Selected passage
>> start

The existing content creation process for most brands is broken, but few realize it. The classic content lifecycle has changed little since the early days of advertising and yet it’s poorly suited to today’s quick pace.

It’s unlikely that ad men in Ogilvy’s day could have imagined targeting an ad to just a few thousand people or creating hundreds of computerized split-test variations to land on the perfect derivative. Yet, marketing teams in the digital age still rely on that same early 20th-century content creation process, and it’s suffocating Facebook advertising teams.

The current (and very much broken) lifecycle of content creation

Many brands outsource their content creation to agencies. It’s an economical move because conceptualizing, scheduling, and executing a photo shoot requires studio space, models, photographers, stylists, and above all, time. Even those companies who create their own content in-house, still model their activities on the same tried-and-true process.

>> end

Record set
>> start

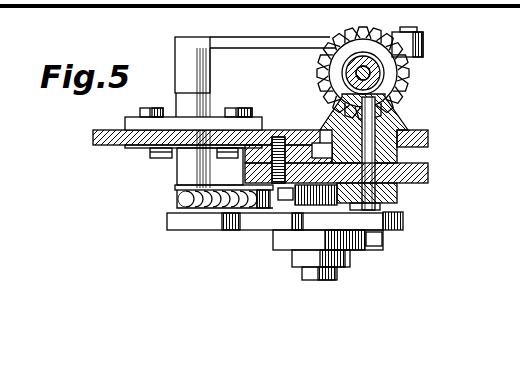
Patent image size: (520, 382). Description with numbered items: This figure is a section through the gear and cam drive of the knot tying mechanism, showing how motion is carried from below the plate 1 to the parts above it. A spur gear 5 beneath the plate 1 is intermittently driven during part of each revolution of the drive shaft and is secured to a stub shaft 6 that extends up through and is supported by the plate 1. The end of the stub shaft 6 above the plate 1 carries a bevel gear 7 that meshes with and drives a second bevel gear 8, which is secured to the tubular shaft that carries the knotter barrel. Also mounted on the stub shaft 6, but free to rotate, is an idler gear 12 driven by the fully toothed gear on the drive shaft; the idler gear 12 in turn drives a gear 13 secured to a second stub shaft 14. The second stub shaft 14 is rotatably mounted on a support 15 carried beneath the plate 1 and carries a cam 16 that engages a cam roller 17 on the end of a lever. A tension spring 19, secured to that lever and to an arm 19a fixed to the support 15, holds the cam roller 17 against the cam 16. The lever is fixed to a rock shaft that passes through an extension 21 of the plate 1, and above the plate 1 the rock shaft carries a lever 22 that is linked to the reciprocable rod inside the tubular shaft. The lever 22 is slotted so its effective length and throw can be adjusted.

The plate 1 is at (105, 131).
The spur gear 5 is at (398, 153).
The stub shaft 6 is at (331, 113).
The bevel gear 7 is at (397, 118).
The second bevel gear 8 is at (320, 60).
The idler gear 12 is at (398, 192).
The gear 13 is at (290, 205).
The second stub shaft 14 is at (338, 277).
The support 15 is at (430, 175).
The cam 16 is at (219, 229).
The cam roller 17 is at (404, 222).
The tension spring 19 is at (186, 198).
The arm 19a is at (185, 186).
The extension 21 is at (172, 119).
The lever 22 is at (287, 42).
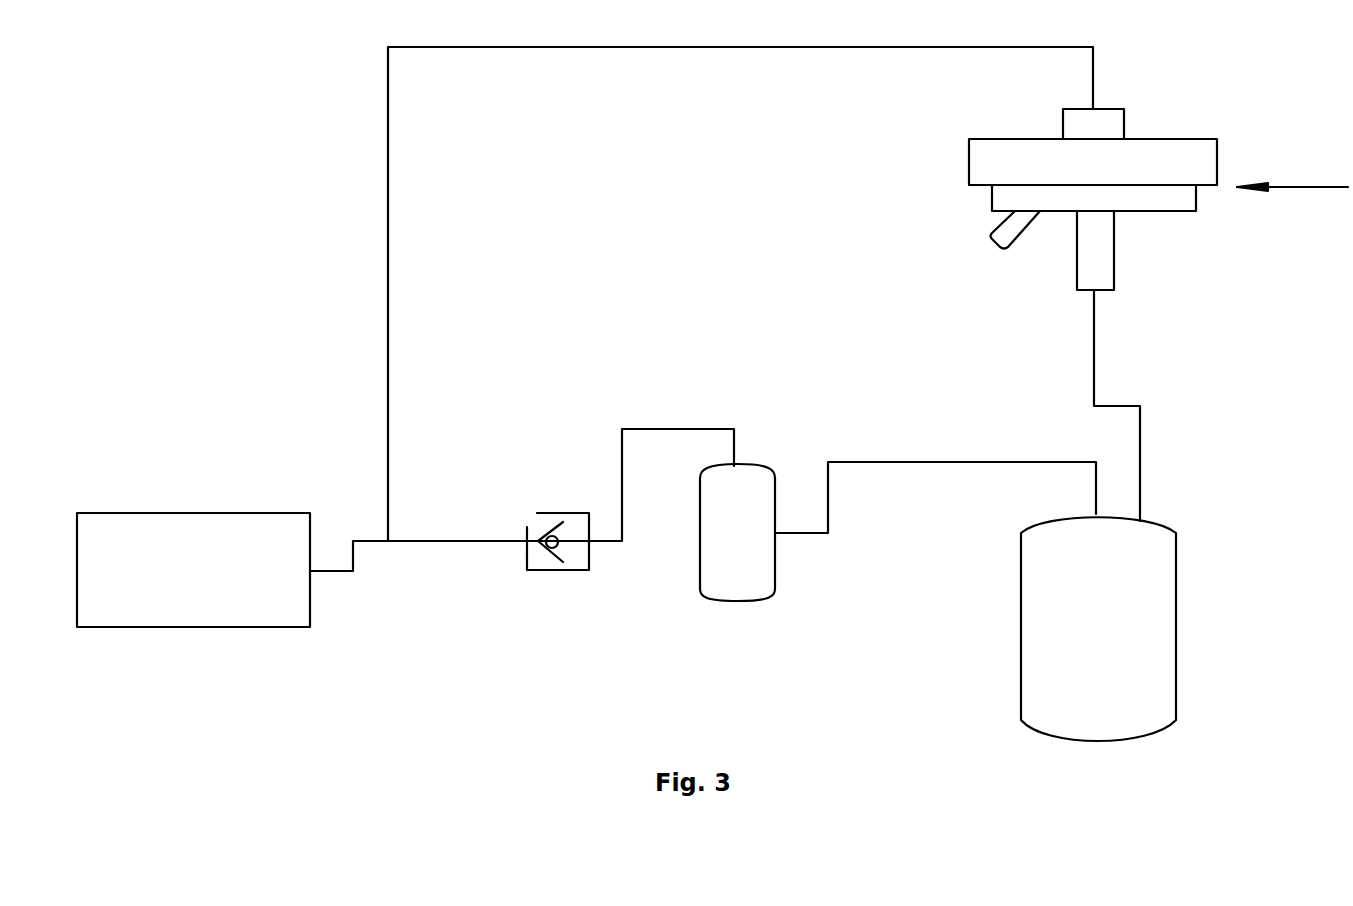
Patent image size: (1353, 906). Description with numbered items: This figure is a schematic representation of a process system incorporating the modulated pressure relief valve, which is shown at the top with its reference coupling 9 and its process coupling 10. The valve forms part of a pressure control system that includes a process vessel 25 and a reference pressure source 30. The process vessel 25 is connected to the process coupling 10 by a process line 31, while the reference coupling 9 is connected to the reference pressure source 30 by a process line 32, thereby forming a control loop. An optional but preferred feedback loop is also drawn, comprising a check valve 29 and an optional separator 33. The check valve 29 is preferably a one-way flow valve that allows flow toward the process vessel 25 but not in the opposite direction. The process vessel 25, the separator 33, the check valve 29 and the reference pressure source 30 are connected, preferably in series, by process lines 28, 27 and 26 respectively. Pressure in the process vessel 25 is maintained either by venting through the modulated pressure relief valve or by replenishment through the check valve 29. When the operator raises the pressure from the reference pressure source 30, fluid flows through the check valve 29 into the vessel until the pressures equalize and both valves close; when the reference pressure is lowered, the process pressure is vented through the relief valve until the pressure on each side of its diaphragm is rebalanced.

The reference coupling 9 is at (1072, 168).
The process coupling 10 is at (1007, 260).
The process vessel 25 is at (1138, 658).
The process line 26 is at (418, 599).
The process line 27 is at (655, 449).
The process line 28 is at (935, 470).
The check valve 29 is at (593, 586).
The reference pressure source 30 is at (193, 526).
The process line 31 is at (1162, 405).
The process line 32 is at (740, 294).
The separator 33 is at (779, 570).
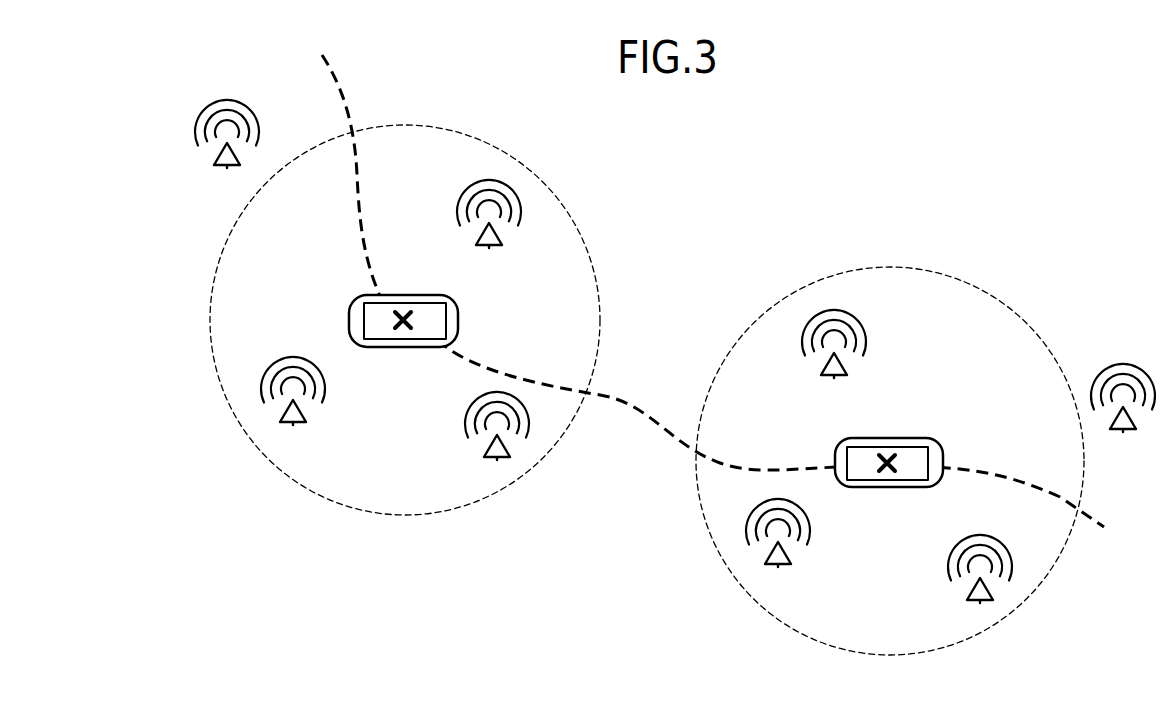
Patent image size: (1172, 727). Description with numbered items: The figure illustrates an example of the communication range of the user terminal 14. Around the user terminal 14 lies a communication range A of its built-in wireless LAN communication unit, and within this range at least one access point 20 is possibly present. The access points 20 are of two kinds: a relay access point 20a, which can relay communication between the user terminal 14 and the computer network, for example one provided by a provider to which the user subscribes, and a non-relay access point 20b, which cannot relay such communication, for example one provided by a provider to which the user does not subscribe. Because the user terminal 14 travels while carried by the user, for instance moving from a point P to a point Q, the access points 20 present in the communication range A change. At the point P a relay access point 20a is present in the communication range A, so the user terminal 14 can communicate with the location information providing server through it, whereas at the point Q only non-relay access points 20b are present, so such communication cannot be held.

The user terminal 14 is at (436, 347).
The access point 20 is at (138, 203).
The relay access point 20a is at (489, 248).
The non-relay access point 20b is at (227, 168).
The communication range A is at (547, 452).
The point P is at (404, 332).
The point Q is at (887, 476).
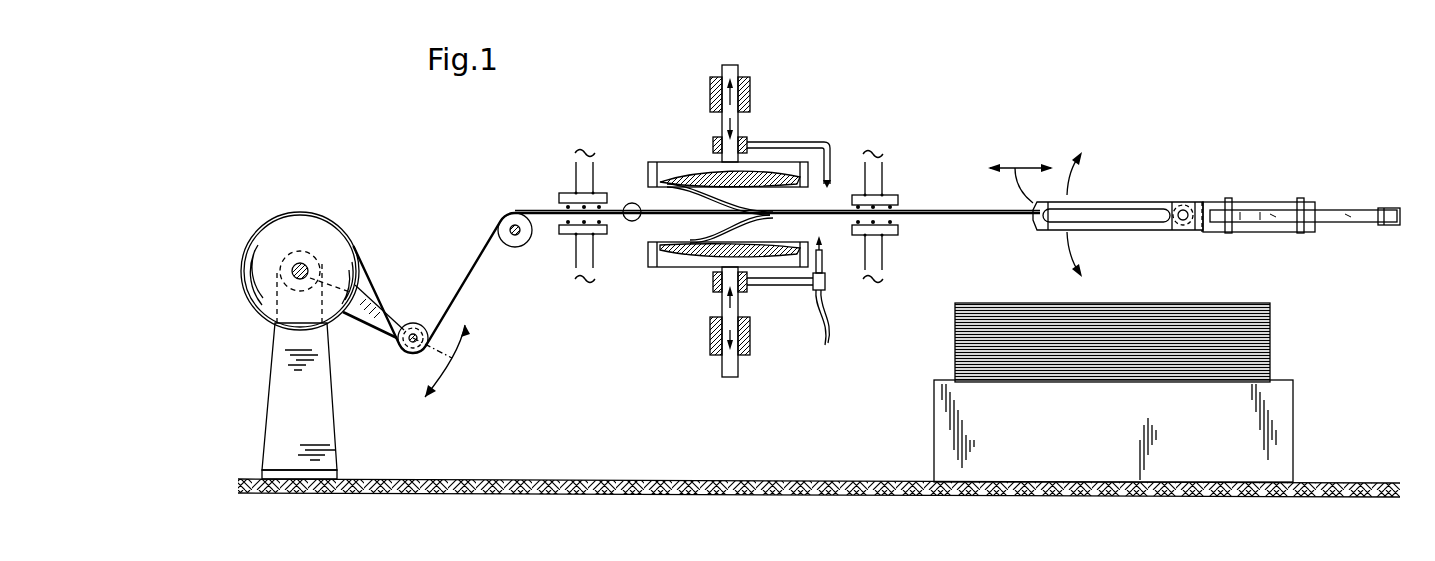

>> end

What you should do
The passage on content creation says a photo shoot requires several things. List all of them.

Result of this exercise
Studio space, models, photographers, stylists, and time.